▸ **YOUR OBJECTIVE**: Search the listing below for the string "label" and show each line that contains it.

====

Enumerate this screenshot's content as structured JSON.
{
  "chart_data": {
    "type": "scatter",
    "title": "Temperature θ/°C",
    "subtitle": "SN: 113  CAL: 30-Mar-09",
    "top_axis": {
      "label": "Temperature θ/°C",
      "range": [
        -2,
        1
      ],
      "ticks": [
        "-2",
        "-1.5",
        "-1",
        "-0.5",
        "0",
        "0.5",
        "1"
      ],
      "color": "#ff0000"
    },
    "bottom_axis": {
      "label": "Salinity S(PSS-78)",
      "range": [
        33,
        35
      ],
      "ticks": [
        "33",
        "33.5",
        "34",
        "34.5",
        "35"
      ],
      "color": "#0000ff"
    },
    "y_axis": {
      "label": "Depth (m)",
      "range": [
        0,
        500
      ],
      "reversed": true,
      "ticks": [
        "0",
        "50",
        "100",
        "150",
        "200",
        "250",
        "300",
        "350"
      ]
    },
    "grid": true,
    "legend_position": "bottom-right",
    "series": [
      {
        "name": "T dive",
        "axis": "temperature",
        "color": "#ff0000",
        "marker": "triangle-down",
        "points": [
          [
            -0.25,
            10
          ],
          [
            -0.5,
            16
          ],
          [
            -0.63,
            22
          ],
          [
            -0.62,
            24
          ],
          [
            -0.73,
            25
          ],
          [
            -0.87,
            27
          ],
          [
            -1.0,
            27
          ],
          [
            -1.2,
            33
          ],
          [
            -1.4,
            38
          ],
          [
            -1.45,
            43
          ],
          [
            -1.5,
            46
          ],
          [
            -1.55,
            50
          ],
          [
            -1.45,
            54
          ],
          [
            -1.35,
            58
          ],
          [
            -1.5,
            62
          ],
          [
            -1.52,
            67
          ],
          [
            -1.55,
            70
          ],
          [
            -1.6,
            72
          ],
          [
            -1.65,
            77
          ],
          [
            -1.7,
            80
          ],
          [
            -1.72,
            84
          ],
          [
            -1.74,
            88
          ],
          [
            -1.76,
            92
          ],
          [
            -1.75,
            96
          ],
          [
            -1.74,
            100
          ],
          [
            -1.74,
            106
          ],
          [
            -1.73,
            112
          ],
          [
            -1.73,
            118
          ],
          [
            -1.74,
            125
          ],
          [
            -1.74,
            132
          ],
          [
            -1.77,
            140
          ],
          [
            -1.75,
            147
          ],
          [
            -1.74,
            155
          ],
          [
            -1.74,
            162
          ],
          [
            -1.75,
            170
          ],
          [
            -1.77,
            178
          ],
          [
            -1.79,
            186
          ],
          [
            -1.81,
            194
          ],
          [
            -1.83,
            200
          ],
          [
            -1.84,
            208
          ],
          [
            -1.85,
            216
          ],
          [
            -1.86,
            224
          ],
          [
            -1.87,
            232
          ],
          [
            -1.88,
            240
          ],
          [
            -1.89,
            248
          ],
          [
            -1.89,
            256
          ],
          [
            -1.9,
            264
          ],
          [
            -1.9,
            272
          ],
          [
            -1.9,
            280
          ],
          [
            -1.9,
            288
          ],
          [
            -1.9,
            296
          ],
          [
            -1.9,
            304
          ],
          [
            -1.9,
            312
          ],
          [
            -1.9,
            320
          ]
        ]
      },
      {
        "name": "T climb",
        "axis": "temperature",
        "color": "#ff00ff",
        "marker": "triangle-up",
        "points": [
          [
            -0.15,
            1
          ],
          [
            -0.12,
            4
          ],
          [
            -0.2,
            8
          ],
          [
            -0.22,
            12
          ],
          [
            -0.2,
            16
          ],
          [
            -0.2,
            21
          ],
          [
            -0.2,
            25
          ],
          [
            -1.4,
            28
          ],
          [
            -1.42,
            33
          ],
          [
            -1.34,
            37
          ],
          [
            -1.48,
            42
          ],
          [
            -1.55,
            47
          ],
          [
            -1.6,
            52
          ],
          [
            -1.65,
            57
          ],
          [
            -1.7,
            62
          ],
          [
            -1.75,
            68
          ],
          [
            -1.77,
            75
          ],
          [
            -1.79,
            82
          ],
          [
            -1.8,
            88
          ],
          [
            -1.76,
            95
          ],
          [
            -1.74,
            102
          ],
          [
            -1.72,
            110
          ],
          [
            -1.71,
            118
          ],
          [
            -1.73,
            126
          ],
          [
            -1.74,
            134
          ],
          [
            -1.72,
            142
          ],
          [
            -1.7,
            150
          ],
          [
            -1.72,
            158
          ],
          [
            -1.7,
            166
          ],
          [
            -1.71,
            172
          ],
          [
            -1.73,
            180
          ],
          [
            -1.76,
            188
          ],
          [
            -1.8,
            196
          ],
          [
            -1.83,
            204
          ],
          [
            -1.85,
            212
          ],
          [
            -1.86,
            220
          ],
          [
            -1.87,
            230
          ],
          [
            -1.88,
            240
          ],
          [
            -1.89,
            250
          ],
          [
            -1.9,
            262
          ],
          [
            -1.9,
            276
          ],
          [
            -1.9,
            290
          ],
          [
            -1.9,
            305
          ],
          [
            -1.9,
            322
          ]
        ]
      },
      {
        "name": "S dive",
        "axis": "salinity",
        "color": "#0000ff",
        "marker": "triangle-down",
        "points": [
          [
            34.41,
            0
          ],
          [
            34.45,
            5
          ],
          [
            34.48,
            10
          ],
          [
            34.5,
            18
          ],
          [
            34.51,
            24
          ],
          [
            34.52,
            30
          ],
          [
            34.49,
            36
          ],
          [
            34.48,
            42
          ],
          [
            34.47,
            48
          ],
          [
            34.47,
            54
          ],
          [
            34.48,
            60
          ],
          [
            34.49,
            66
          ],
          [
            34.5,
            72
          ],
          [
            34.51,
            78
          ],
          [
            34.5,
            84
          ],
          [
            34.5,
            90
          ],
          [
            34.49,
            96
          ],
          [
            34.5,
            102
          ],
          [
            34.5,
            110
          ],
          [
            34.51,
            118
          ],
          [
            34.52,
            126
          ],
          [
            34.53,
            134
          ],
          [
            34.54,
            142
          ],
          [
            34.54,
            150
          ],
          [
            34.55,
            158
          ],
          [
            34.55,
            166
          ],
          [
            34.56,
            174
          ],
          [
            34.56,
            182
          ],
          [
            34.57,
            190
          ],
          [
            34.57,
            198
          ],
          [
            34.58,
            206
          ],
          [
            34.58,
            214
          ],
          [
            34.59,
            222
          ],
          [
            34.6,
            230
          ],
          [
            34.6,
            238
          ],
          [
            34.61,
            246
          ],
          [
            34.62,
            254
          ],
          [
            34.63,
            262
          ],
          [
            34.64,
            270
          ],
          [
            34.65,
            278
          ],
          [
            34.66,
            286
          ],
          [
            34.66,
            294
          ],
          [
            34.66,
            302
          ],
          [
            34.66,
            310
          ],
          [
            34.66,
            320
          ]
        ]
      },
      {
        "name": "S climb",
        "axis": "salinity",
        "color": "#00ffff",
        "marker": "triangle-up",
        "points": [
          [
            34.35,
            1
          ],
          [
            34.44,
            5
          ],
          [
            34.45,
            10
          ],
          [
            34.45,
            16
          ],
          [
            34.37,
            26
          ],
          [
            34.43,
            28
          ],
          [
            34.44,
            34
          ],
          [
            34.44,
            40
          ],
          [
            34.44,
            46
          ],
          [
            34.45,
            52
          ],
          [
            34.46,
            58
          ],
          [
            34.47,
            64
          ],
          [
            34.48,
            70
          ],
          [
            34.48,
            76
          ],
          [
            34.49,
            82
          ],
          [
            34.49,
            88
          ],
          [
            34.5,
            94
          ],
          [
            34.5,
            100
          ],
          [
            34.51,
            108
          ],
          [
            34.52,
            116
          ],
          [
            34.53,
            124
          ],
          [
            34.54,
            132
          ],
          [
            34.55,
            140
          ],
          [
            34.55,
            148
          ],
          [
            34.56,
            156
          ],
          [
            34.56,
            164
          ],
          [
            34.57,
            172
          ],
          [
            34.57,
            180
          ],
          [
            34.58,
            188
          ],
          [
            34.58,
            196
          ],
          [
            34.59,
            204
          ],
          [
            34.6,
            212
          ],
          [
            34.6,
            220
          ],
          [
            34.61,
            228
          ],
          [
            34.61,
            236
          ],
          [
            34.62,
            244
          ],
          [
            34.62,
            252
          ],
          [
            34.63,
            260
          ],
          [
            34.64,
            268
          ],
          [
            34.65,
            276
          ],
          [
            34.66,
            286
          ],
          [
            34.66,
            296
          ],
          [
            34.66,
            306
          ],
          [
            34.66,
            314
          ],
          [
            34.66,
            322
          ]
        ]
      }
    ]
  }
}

====

▸ **COMPLETE OUTPUT**:
      "label": "Temperature θ/°C",
      "label": "Salinity S(PSS-78)",
      "label": "Depth (m)",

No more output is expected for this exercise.